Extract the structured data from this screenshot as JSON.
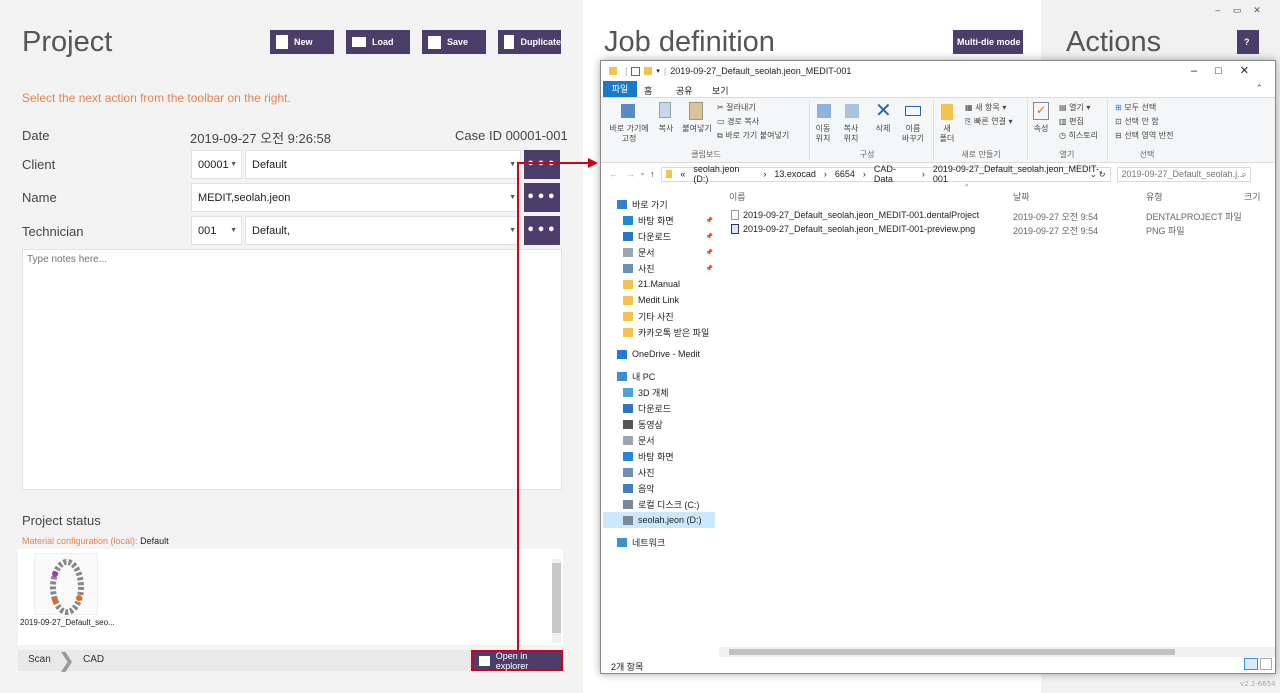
{
  "project": {
    "title": "Project",
    "hint": "Select the next action from the toolbar on the right.",
    "buttons": {
      "new": "New",
      "load": "Load",
      "save": "Save",
      "duplicate": "Duplicate"
    },
    "date_label": "Date",
    "date_value": "2019-09-27  오전 9:26:58",
    "case_label": "Case ID  00001-001",
    "client_label": "Client",
    "client_id": "00001",
    "client_name": "Default",
    "name_label": "Name",
    "name_value": "MEDIT,seolah.jeon",
    "tech_label": "Technician",
    "tech_id": "001",
    "tech_name": "Default,",
    "more": "•••",
    "notes_placeholder": "Type notes here...",
    "status_title": "Project status",
    "material_label": "Material configuration (local):",
    "material_value": "Default",
    "thumb_label": "2019-09-27_Default_seo...",
    "crumb_scan": "Scan",
    "crumb_cad": "CAD",
    "open_explorer": "Open in explorer"
  },
  "job": {
    "title": "Job definition",
    "multi_die": "Multi-die mode"
  },
  "actions": {
    "title": "Actions",
    "help": "?",
    "version": "v2.2-6654"
  },
  "explorer": {
    "title": "2019-09-27_Default_seolah.jeon_MEDIT-001",
    "tabs": [
      "파일",
      "홈",
      "공유",
      "보기"
    ],
    "ribbon": {
      "pin": "바로 가기에\n고정",
      "copy": "복사",
      "paste": "붙여넣기",
      "cut": "잘라내기",
      "copy_path": "경로 복사",
      "paste_shortcut": "바로 가기 붙여넣기",
      "clipboard": "클립보드",
      "move_to": "이동\n위치",
      "copy_to": "복사\n위치",
      "delete": "삭제",
      "rename": "이름\n바꾸기",
      "organize": "구성",
      "new_folder": "새\n폴더",
      "new_item": "새 항목",
      "easy_access": "빠른 연결",
      "new_group": "새로 만들기",
      "properties": "속성",
      "open": "열기",
      "edit": "편집",
      "history": "히스토리",
      "open_group": "열기",
      "select_all": "모두 선택",
      "select_none": "선택 안 함",
      "invert": "선택 영역 반전",
      "select_group": "선택"
    },
    "path": [
      "«",
      "seolah.jeon (D:)",
      "13.exocad",
      "6654",
      "CAD-Data",
      "2019-09-27_Default_seolah.jeon_MEDIT-001"
    ],
    "search_placeholder": "2019-09-27_Default_seolah.j...",
    "columns": {
      "name": "이름",
      "date": "날짜",
      "type": "유형",
      "size": "크기"
    },
    "files": [
      {
        "name": "2019-09-27_Default_seolah.jeon_MEDIT-001.dentalProject",
        "date": "2019-09-27 오전 9:54",
        "type": "DENTALPROJECT 파일"
      },
      {
        "name": "2019-09-27_Default_seolah.jeon_MEDIT-001-preview.png",
        "date": "2019-09-27 오전 9:54",
        "type": "PNG 파일"
      }
    ],
    "nav": [
      {
        "label": "바로 가기",
        "icon": "star-icon",
        "color": "#2f7fd5",
        "indent": 0,
        "gap": 0
      },
      {
        "label": "바탕 화면",
        "icon": "desktop-icon",
        "color": "#1f8ad6",
        "indent": 1,
        "pin": true
      },
      {
        "label": "다운로드",
        "icon": "download-icon",
        "color": "#2a74c9",
        "indent": 1,
        "pin": true
      },
      {
        "label": "문서",
        "icon": "document-icon",
        "color": "#9aa6b5",
        "indent": 1,
        "pin": true
      },
      {
        "label": "사진",
        "icon": "picture-icon",
        "color": "#6e8fb5",
        "indent": 1,
        "pin": true
      },
      {
        "label": "21.Manual",
        "icon": "folder-icon",
        "color": "#f3c34b",
        "indent": 1
      },
      {
        "label": "Medit Link",
        "icon": "folder-icon",
        "color": "#f3c34b",
        "indent": 1
      },
      {
        "label": "기타 사진",
        "icon": "folder-icon",
        "color": "#f3c34b",
        "indent": 1
      },
      {
        "label": "카카오톡 받은 파일",
        "icon": "folder-icon",
        "color": "#f3c34b",
        "indent": 1
      },
      {
        "label": "OneDrive - Medit",
        "icon": "cloud-icon",
        "color": "#1f7ad8",
        "indent": 0,
        "gap": 1
      },
      {
        "label": "내 PC",
        "icon": "pc-icon",
        "color": "#3a8ed8",
        "indent": 0,
        "gap": 1
      },
      {
        "label": "3D 개체",
        "icon": "cube-icon",
        "color": "#4aa3df",
        "indent": 1
      },
      {
        "label": "다운로드",
        "icon": "download-icon",
        "color": "#2a74c9",
        "indent": 1
      },
      {
        "label": "동영상",
        "icon": "video-icon",
        "color": "#555",
        "indent": 1
      },
      {
        "label": "문서",
        "icon": "document-icon",
        "color": "#9aa6b5",
        "indent": 1
      },
      {
        "label": "바탕 화면",
        "icon": "desktop-icon",
        "color": "#1f8ad6",
        "indent": 1
      },
      {
        "label": "사진",
        "icon": "picture-icon",
        "color": "#6e8fb5",
        "indent": 1
      },
      {
        "label": "음악",
        "icon": "music-icon",
        "color": "#3e7fc6",
        "indent": 1
      },
      {
        "label": "로컬 디스크 (C:)",
        "icon": "drive-icon",
        "color": "#7a8896",
        "indent": 1
      },
      {
        "label": "seolah.jeon (D:)",
        "icon": "drive-icon",
        "color": "#7a8896",
        "indent": 1,
        "selected": true
      },
      {
        "label": "네트워크",
        "icon": "network-icon",
        "color": "#3a8ed8",
        "indent": 0,
        "gap": 1
      }
    ],
    "status": "2개 항목"
  },
  "colors": {
    "accent": "#4c3e6b",
    "hint": "#e8834f",
    "arrow": "#d0021b"
  }
}
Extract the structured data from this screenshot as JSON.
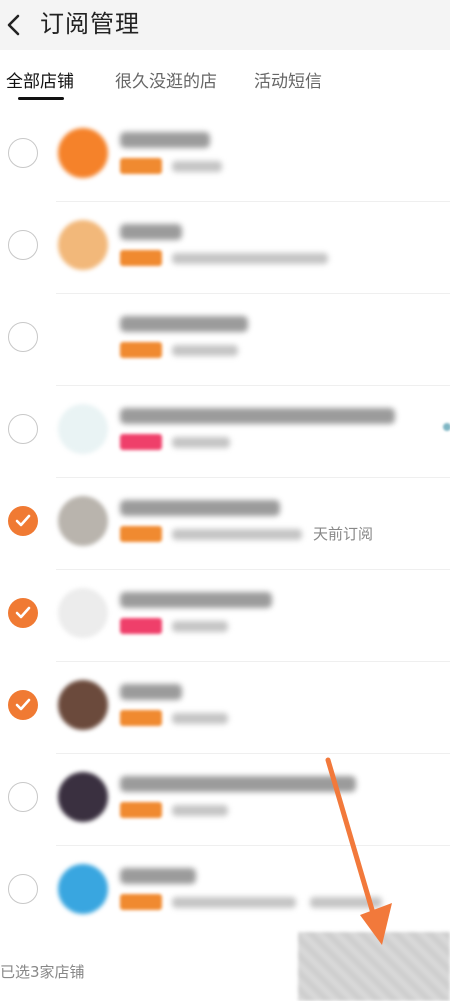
{
  "header": {
    "title": "订阅管理"
  },
  "tabs": [
    {
      "label": "全部店铺",
      "active": true
    },
    {
      "label": "很久没逛的店",
      "active": false
    },
    {
      "label": "活动短信",
      "active": false
    }
  ],
  "subscriptions": [
    {
      "checked": false,
      "tag_color": "#f08a30",
      "avatar_color": "#f5822a"
    },
    {
      "checked": false,
      "tag_color": "#f08a30",
      "avatar_color": "#f2b87a"
    },
    {
      "checked": false,
      "tag_color": "#f08a30",
      "avatar_color": "#ffffff"
    },
    {
      "checked": false,
      "tag_color": "#ef3f6a",
      "avatar_color": "#e9f3f4"
    },
    {
      "checked": true,
      "tag_color": "#f08a30",
      "avatar_color": "#b9b4ad",
      "subscribed_text": "天前订阅"
    },
    {
      "checked": true,
      "tag_color": "#ef3f6a",
      "avatar_color": "#ececec"
    },
    {
      "checked": true,
      "tag_color": "#f08a30",
      "avatar_color": "#6b4a3c"
    },
    {
      "checked": false,
      "tag_color": "#f08a30",
      "avatar_color": "#3a3040"
    },
    {
      "checked": false,
      "tag_color": "#f08a30",
      "avatar_color": "#39a6e0"
    }
  ],
  "footer": {
    "selected_text": "已选3家店铺"
  },
  "colors": {
    "accent": "#f07a33",
    "arrow": "#f2793b"
  }
}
※ ※ ※
## Task prompt
Every entry must be transcribed exactly. Pictures do not belong in the copy.

## Response to the task
Extract the structured data from this screenshot as JSON.
{
  "project": {
    "title": "Project",
    "hint": "Select the next action from the toolbar on the right.",
    "buttons": {
      "new": "New",
      "load": "Load",
      "save": "Save",
      "duplicate": "Duplicate"
    },
    "date_label": "Date",
    "date_value": "2019-09-27  오전 9:26:58",
    "case_label": "Case ID  00001-001",
    "client_label": "Client",
    "client_id": "00001",
    "client_name": "Default",
    "name_label": "Name",
    "name_value": "MEDIT,seolah.jeon",
    "tech_label": "Technician",
    "tech_id": "001",
    "tech_name": "Default,",
    "more": "•••",
    "notes_placeholder": "Type notes here...",
    "status_title": "Project status",
    "material_label": "Material configuration (local):",
    "material_value": "Default",
    "thumb_label": "2019-09-27_Default_seo...",
    "crumb_scan": "Scan",
    "crumb_cad": "CAD",
    "open_explorer": "Open in explorer"
  },
  "job": {
    "title": "Job definition",
    "multi_die": "Multi-die mode"
  },
  "actions": {
    "title": "Actions",
    "help": "?",
    "version": "v2.2-6654"
  },
  "explorer": {
    "title": "2019-09-27_Default_seolah.jeon_MEDIT-001",
    "tabs": [
      "파일",
      "홈",
      "공유",
      "보기"
    ],
    "ribbon": {
      "pin": "바로 가기에\n고정",
      "copy": "복사",
      "paste": "붙여넣기",
      "cut": "잘라내기",
      "copy_path": "경로 복사",
      "paste_shortcut": "바로 가기 붙여넣기",
      "clipboard": "클립보드",
      "move_to": "이동\n위치",
      "copy_to": "복사\n위치",
      "delete": "삭제",
      "rename": "이름\n바꾸기",
      "organize": "구성",
      "new_folder": "새\n폴더",
      "new_item": "새 항목",
      "easy_access": "빠른 연결",
      "new_group": "새로 만들기",
      "properties": "속성",
      "open": "열기",
      "edit": "편집",
      "history": "히스토리",
      "open_group": "열기",
      "select_all": "모두 선택",
      "select_none": "선택 안 함",
      "invert": "선택 영역 반전",
      "select_group": "선택"
    },
    "path": [
      "«",
      "seolah.jeon (D:)",
      "13.exocad",
      "6654",
      "CAD-Data",
      "2019-09-27_Default_seolah.jeon_MEDIT-001"
    ],
    "search_placeholder": "2019-09-27_Default_seolah.j...",
    "columns": {
      "name": "이름",
      "date": "날짜",
      "type": "유형",
      "size": "크기"
    },
    "files": [
      {
        "name": "2019-09-27_Default_seolah.jeon_MEDIT-001.dentalProject",
        "date": "2019-09-27 오전 9:54",
        "type": "DENTALPROJECT 파일"
      },
      {
        "name": "2019-09-27_Default_seolah.jeon_MEDIT-001-preview.png",
        "date": "2019-09-27 오전 9:54",
        "type": "PNG 파일"
      }
    ],
    "nav": [
      {
        "label": "바로 가기",
        "icon": "star-icon",
        "color": "#2f7fd5",
        "indent": 0,
        "gap": 0
      },
      {
        "label": "바탕 화면",
        "icon": "desktop-icon",
        "color": "#1f8ad6",
        "indent": 1,
        "pin": true
      },
      {
        "label": "다운로드",
        "icon": "download-icon",
        "color": "#2a74c9",
        "indent": 1,
        "pin": true
      },
      {
        "label": "문서",
        "icon": "document-icon",
        "color": "#9aa6b5",
        "indent": 1,
        "pin": true
      },
      {
        "label": "사진",
        "icon": "picture-icon",
        "color": "#6e8fb5",
        "indent": 1,
        "pin": true
      },
      {
        "label": "21.Manual",
        "icon": "folder-icon",
        "color": "#f3c34b",
        "indent": 1
      },
      {
        "label": "Medit Link",
        "icon": "folder-icon",
        "color": "#f3c34b",
        "indent": 1
      },
      {
        "label": "기타 사진",
        "icon": "folder-icon",
        "color": "#f3c34b",
        "indent": 1
      },
      {
        "label": "카카오톡 받은 파일",
        "icon": "folder-icon",
        "color": "#f3c34b",
        "indent": 1
      },
      {
        "label": "OneDrive - Medit",
        "icon": "cloud-icon",
        "color": "#1f7ad8",
        "indent": 0,
        "gap": 1
      },
      {
        "label": "내 PC",
        "icon": "pc-icon",
        "color": "#3a8ed8",
        "indent": 0,
        "gap": 1
      },
      {
        "label": "3D 개체",
        "icon": "cube-icon",
        "color": "#4aa3df",
        "indent": 1
      },
      {
        "label": "다운로드",
        "icon": "download-icon",
        "color": "#2a74c9",
        "indent": 1
      },
      {
        "label": "동영상",
        "icon": "video-icon",
        "color": "#555",
        "indent": 1
      },
      {
        "label": "문서",
        "icon": "document-icon",
        "color": "#9aa6b5",
        "indent": 1
      },
      {
        "label": "바탕 화면",
        "icon": "desktop-icon",
        "color": "#1f8ad6",
        "indent": 1
      },
      {
        "label": "사진",
        "icon": "picture-icon",
        "color": "#6e8fb5",
        "indent": 1
      },
      {
        "label": "음악",
        "icon": "music-icon",
        "color": "#3e7fc6",
        "indent": 1
      },
      {
        "label": "로컬 디스크 (C:)",
        "icon": "drive-icon",
        "color": "#7a8896",
        "indent": 1
      },
      {
        "label": "seolah.jeon (D:)",
        "icon": "drive-icon",
        "color": "#7a8896",
        "indent": 1,
        "selected": true
      },
      {
        "label": "네트워크",
        "icon": "network-icon",
        "color": "#3a8ed8",
        "indent": 0,
        "gap": 1
      }
    ],
    "status": "2개 항목"
  },
  "colors": {
    "accent": "#4c3e6b",
    "hint": "#e8834f",
    "arrow": "#d0021b"
  }
}
Extract the structured data from this screenshot as JSON.
{
  "header": {
    "title": "订阅管理"
  },
  "tabs": [
    {
      "label": "全部店铺",
      "active": true
    },
    {
      "label": "很久没逛的店",
      "active": false
    },
    {
      "label": "活动短信",
      "active": false
    }
  ],
  "subscriptions": [
    {
      "checked": false,
      "tag_color": "#f08a30",
      "avatar_color": "#f5822a"
    },
    {
      "checked": false,
      "tag_color": "#f08a30",
      "avatar_color": "#f2b87a"
    },
    {
      "checked": false,
      "tag_color": "#f08a30",
      "avatar_color": "#ffffff"
    },
    {
      "checked": false,
      "tag_color": "#ef3f6a",
      "avatar_color": "#e9f3f4"
    },
    {
      "checked": true,
      "tag_color": "#f08a30",
      "avatar_color": "#b9b4ad",
      "subscribed_text": "天前订阅"
    },
    {
      "checked": true,
      "tag_color": "#ef3f6a",
      "avatar_color": "#ececec"
    },
    {
      "checked": true,
      "tag_color": "#f08a30",
      "avatar_color": "#6b4a3c"
    },
    {
      "checked": false,
      "tag_color": "#f08a30",
      "avatar_color": "#3a3040"
    },
    {
      "checked": false,
      "tag_color": "#f08a30",
      "avatar_color": "#39a6e0"
    }
  ],
  "footer": {
    "selected_text": "已选3家店铺"
  },
  "colors": {
    "accent": "#f07a33",
    "arrow": "#f2793b"
  }
}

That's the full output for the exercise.